**Exercise brief**.
Quote the passage on the Calchas case word for word, starting at "The final decision" and ending at "the same year.".

The final decision in the _Calchas_ case marks a welcome change of policy. Cotton has now followed foodstuffs into the category of "conditional" contraband, and effect has so far been given to the representations on the subject made by Mr. Hay in circular despatches of June 10 and August 30, 1904, and by Sir Charles Hardinge, in a note presented to Count Lamsdorff on October 9 of the same year.
The question had become a practical one in the case of the _Calchas_. On July 25 this vessel, laden with, _inter alia_, nine tons of raw cotton for Yokohama and Kobe, was seized by a Russian cruiser and carried into Vladivostok, where, on September 18, the cotton, together with other portions of her cargo, was condemned as absolutely contraband. The reasons for repudiating this decision, and the notification to which it gave effect, were not far to seek, and it may still be worth while to insist upon them. As against Russia, it is well to recall that, from the days of the Armed Neutralities onwards, her traditional policy has been to favour a very restricted list of contraband; that when in 1877, as again in 1900 and 1904, she included in it materials "servant de faire sauter les obstacles," the examples given of such materials were things so immediately fitted for warlike use as "les mines, les torpilles, la dynamite," &c.; and that what is said as to "conditional contraband" by her trusted adviser, Professor de Martens, in his _Droit International_, t. iii (1887), pp. 351-354, can scarcely be reconciled with her recent action.

**Dataset extract**.
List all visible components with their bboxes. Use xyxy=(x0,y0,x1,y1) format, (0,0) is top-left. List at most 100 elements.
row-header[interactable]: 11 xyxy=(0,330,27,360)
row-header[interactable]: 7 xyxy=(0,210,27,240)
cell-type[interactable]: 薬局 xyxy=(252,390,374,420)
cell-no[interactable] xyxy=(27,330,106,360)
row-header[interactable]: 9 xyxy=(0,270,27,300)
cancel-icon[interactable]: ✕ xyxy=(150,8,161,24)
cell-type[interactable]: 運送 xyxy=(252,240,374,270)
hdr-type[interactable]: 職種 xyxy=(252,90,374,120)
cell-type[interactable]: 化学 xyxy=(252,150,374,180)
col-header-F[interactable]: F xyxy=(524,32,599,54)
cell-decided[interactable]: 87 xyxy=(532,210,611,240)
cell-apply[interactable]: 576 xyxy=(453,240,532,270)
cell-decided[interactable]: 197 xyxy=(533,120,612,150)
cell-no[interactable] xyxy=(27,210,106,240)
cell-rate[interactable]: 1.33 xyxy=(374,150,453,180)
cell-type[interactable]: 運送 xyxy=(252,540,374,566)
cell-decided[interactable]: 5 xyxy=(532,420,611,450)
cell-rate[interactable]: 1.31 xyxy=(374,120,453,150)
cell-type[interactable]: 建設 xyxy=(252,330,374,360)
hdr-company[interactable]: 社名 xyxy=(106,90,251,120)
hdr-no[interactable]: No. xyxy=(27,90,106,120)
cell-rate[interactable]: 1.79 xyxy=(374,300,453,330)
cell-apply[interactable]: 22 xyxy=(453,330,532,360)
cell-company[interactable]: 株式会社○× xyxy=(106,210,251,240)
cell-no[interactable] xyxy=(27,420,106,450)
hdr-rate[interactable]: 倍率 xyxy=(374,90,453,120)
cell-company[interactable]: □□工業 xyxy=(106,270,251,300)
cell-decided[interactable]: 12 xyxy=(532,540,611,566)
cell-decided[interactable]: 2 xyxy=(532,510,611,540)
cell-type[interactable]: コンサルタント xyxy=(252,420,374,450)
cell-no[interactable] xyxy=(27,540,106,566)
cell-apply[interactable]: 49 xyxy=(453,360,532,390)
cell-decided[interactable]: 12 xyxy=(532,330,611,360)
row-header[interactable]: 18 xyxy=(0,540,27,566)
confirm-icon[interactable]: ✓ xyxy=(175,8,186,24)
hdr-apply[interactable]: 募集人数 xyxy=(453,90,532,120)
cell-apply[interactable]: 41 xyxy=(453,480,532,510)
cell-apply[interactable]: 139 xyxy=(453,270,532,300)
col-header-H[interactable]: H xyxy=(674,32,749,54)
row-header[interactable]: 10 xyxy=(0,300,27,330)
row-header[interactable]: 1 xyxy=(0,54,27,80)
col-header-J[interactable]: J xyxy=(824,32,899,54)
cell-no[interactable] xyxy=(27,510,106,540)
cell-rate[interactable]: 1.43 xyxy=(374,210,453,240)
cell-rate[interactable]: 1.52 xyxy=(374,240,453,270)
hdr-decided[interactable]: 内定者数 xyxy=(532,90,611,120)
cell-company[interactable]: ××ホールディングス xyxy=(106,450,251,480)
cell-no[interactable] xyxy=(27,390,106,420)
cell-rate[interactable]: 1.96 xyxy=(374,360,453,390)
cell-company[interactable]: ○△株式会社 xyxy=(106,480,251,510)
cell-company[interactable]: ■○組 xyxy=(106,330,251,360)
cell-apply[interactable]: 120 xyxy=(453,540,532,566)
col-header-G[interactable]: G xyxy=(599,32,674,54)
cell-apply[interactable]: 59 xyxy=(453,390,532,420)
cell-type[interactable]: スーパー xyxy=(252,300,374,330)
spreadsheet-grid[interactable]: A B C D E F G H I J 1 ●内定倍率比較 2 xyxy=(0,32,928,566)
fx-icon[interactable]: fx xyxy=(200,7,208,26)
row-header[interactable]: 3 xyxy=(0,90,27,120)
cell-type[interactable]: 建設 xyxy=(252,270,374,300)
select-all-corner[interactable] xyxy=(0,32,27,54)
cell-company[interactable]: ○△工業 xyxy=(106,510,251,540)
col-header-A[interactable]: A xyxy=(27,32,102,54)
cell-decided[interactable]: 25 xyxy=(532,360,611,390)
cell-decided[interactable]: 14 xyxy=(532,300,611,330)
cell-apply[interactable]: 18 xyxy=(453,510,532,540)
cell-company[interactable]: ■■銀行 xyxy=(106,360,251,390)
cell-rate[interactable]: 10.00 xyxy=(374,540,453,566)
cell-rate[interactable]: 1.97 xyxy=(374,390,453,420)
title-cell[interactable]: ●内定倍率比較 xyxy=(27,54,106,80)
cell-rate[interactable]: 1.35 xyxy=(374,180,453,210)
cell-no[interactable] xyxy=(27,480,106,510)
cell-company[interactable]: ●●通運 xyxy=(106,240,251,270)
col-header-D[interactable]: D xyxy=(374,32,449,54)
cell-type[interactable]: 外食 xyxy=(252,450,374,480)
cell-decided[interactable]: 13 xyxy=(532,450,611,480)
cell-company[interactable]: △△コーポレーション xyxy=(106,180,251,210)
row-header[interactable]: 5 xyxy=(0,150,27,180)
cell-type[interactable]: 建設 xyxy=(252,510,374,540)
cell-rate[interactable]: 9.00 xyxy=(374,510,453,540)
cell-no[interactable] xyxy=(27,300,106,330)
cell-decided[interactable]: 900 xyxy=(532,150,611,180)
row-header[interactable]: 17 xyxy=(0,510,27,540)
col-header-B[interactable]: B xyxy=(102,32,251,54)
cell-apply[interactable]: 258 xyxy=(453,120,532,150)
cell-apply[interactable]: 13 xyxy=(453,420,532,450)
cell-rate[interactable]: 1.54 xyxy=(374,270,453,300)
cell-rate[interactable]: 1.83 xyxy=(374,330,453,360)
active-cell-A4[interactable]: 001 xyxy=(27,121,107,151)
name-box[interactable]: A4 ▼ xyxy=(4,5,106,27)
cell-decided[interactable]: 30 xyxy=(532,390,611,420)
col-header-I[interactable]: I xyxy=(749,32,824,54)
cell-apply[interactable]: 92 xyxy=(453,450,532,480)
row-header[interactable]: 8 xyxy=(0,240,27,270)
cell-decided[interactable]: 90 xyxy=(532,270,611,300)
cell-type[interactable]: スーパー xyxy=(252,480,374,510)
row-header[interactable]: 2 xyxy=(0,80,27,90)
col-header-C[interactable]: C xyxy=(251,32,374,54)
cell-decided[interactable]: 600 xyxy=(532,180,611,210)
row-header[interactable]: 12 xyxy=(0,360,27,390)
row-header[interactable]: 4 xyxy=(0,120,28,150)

**Your solution**.
The final decision in the _Calchas_ case marks a welcome change of policy. Cotton has now followed foodstuffs into the category of "conditional" contraband, and effect has so far been given to the representations on the subject made by Mr. Hay in circular despatches of June 10 and August 30, 1904, and by Sir Charles Hardinge, in a note presented to Count Lamsdorff on October 9 of the same year.